▶ _AIM OF THE TASK_
Return all lines where the word "JSON" can be found.

▶ _RAW RECORDS_
BEGIN
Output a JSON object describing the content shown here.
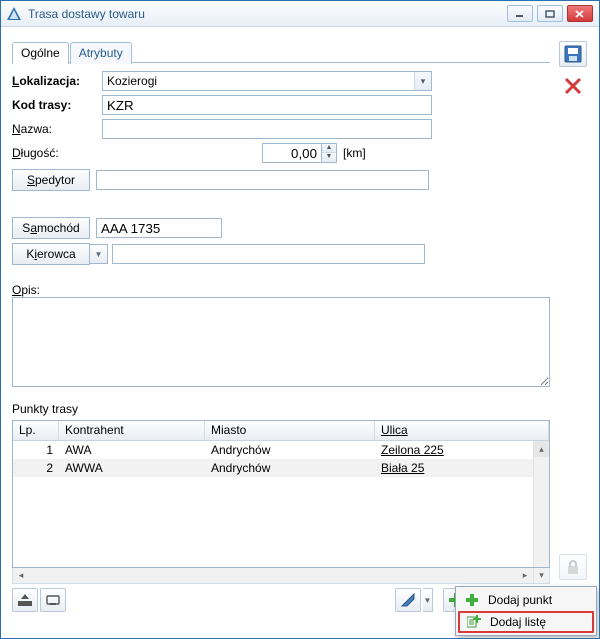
{
  "window": {
    "title": "Trasa dostawy towaru"
  },
  "tabs": {
    "general": "Ogólne",
    "attributes": "Atrybuty"
  },
  "form": {
    "location_label": "Lokalizacja:",
    "location_value": "Kozierogi",
    "route_code_label": "Kod trasy:",
    "route_code_value": "KZR",
    "name_label": "Nazwa:",
    "name_value": "",
    "length_label": "Długość:",
    "length_value": "0,00",
    "length_unit": "[km]",
    "spedytor_btn": "Spedytor",
    "spedytor_value": "",
    "samochod_btn": "Samochód",
    "samochod_value": "AAA 1735",
    "kierowca_btn": "Kierowca",
    "kierowca_value": "",
    "opis_label": "Opis:",
    "opis_value": ""
  },
  "route_points": {
    "heading": "Punkty trasy",
    "columns": {
      "lp": "Lp.",
      "kontrahent": "Kontrahent",
      "miasto": "Miasto",
      "ulica": "Ulica"
    },
    "rows": [
      {
        "lp": "1",
        "kontrahent": "AWA",
        "miasto": "Andrychów",
        "ulica": "Zeilona 225"
      },
      {
        "lp": "2",
        "kontrahent": "AWWA",
        "miasto": "Andrychów",
        "ulica": "Biała 25"
      }
    ]
  },
  "popup": {
    "add_point": "Dodaj punkt",
    "add_list": "Dodaj listę"
  },
  "icons": {
    "save": "save-icon",
    "delete": "delete-icon",
    "lock": "lock-icon"
  }
}
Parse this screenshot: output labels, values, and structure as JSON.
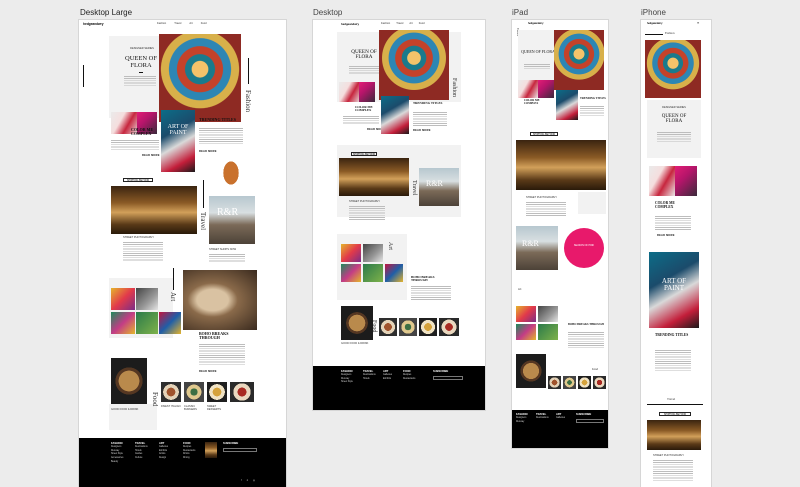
END
▶ _COMPLETE ANSWER_
Output a JSON object describing the content shown here.
Parse this screenshot: output labels, values, and structure as JSON.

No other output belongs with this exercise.